**** SUPPLIED INFORMATION ****
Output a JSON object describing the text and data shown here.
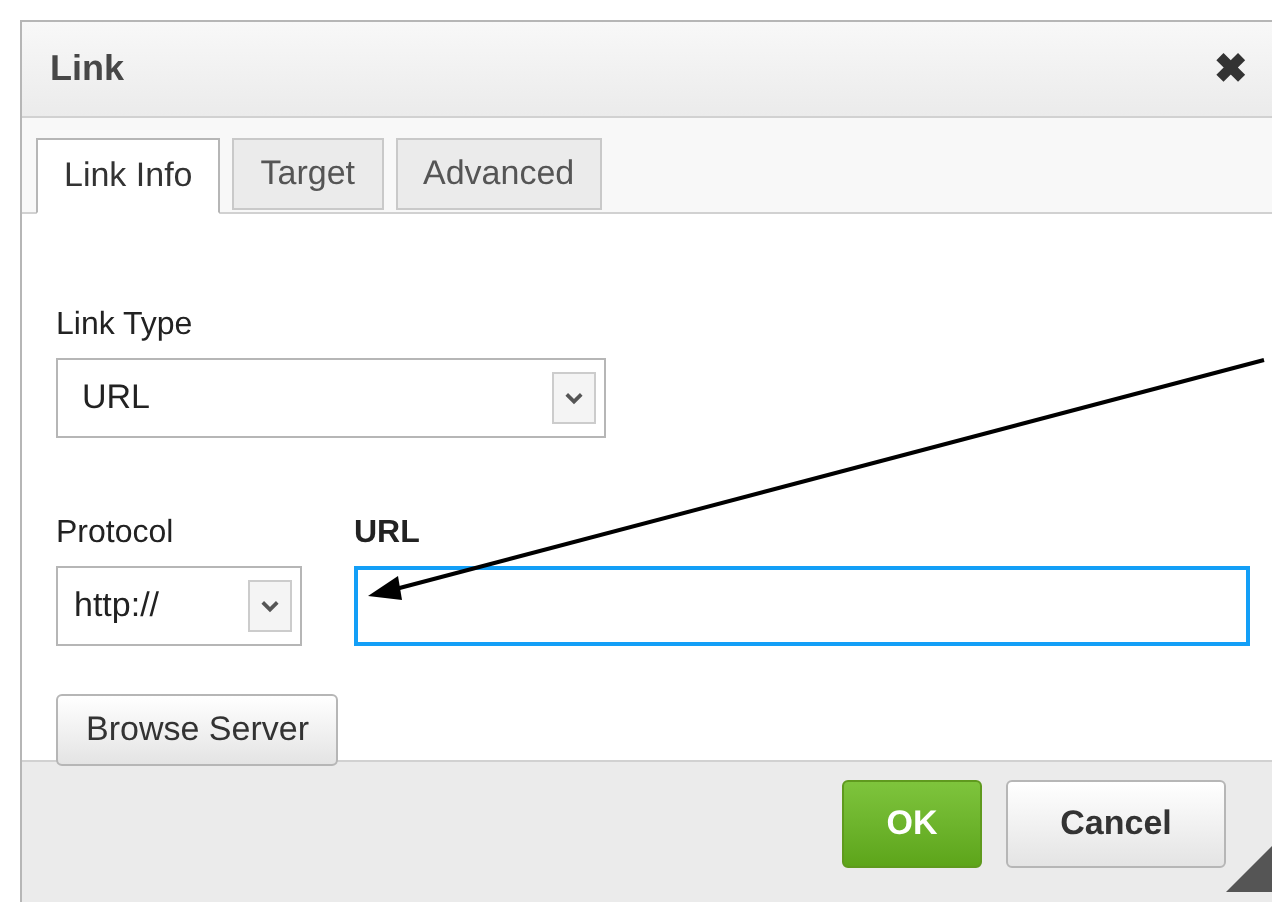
{
  "window": {
    "title": "Link",
    "close": "✖"
  },
  "tabs": [
    {
      "label": "Link Info",
      "selected": true
    },
    {
      "label": "Target",
      "selected": false
    },
    {
      "label": "Advanced",
      "selected": false
    }
  ],
  "link_type": {
    "label": "Link Type",
    "value": "URL"
  },
  "protocol": {
    "label": "Protocol",
    "value": "http://"
  },
  "url": {
    "label": "URL",
    "focused": true
  },
  "browse_button": "Browse Server",
  "buttons": [
    {
      "label": "OK",
      "kind": "primary"
    },
    {
      "label": "Cancel",
      "kind": "secondary"
    }
  ]
}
****
TASK TO COMPLETE ::
Extract every line containing the string "label" from the material.

EXPECTED ANSWER ::
      "label": "Link Info",
      "label": "Target",
      "label": "Advanced",
    "label": "Link Type",
    "label": "Protocol",
    "label": "URL",
      "label": "OK",
      "label": "Cancel",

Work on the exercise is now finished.